• **Given problem**
In the data, extract each line that holds the string "toan".

• **Input rows**
▼

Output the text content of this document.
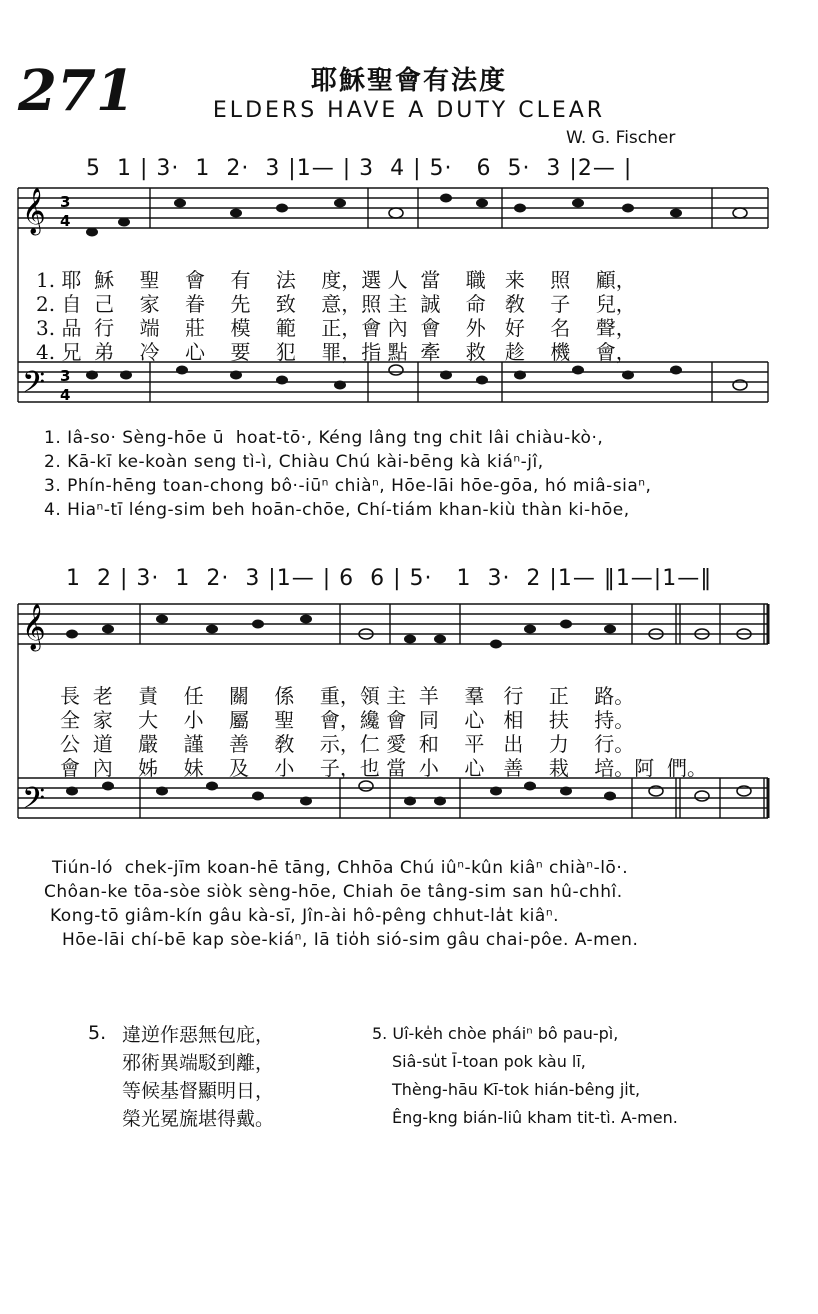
271	耶穌聖會有法度
ELDERS HAVE A DUTY CLEAR
W. G. Fischer
5  1 | 3·  1  2·  3 |1— | 3  4 | 5·   6  5·  3 |2— |
𝄞
𝄢
3
4
3
4
1. 耶  穌    聖    會    有    法    度，選 人  當    職   来    照    顧，
2. 自  己    家    眷    先    致    意，照 主  誠    命   敎    子    兒，
3. 品  行    端    莊    模    範    正，會 內  會    外   好    名    聲，
4. 兄  弟    冷    心    要    犯    罪，指 點  牽    救   趁    機    會，
1. Iâ-so· Sèng-hōe ū  hoat-tō·, Kéng lâng tng chit lâi chiàu-kò·,
2. Kā-kī ke-koàn seng tì-ì, Chiàu Chú kài-bēng kà kiáⁿ-jî,
3. Phín-hēng toan-chong bô·-iūⁿ chiàⁿ, Hōe-lāi hōe-gōa, hó miâ-siaⁿ,
4. Hiaⁿ-tī léng-sim beh hoān-chōe, Chí-tiám khan-kiù thàn ki-hōe,
1  2 | 3·  1  2·  3 |1— | 6  6 | 5·   1  3·  2 |1— ‖1—|1—‖
𝄞
𝄢
長  老    責    任    關    係    重，領 主  羊    羣   行    正    路。
全  家    大    小    屬    聖    會，纔 會  同    心   相    扶    持。
公  道    嚴    謹    善    敎    示，仁 愛  和    平   出    力    行。
會  內    姊    妹    及    小    子，也 當  小    心   善    栽    培。阿  們。
Tiún-ló  chek-jīm koan-hē tāng, Chhōa Chú iûⁿ-kûn kiâⁿ chiàⁿ-lō·.
Chôan-ke tōa-sòe siòk sèng-hōe, Chiah ōe tâng-sim san hû-chhî.
Kong-tō giâm-kín gâu kà-sī, Jîn-ài hô-pêng chhut-la̍t kiâⁿ.
Hōe-lāi chí-bē kap sòe-kiáⁿ, Iā tio̍h sió-sim gâu chai-pôe. A-men.
5. 違逆作惡無包庇，
邪術異端駁到離，
等候基督顯明日，
榮光冕旒堪得戴。
5. Uî-ke̍h chòe pháiⁿ bô pau-pì,
Siâ-su̍t Ī-toan pok kàu lī,
Thèng-hāu Kī-tok hián-bêng ji̍t,
Êng-kng bián-liû kham tit-tì. A-men.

▲

• **The response**
3. Phín-hēng toan-chong bô·-iūⁿ chiàⁿ, Hōe-lāi hōe-gōa, hó miâ-siaⁿ,
Siâ-su̍t Ī-toan pok kàu lī,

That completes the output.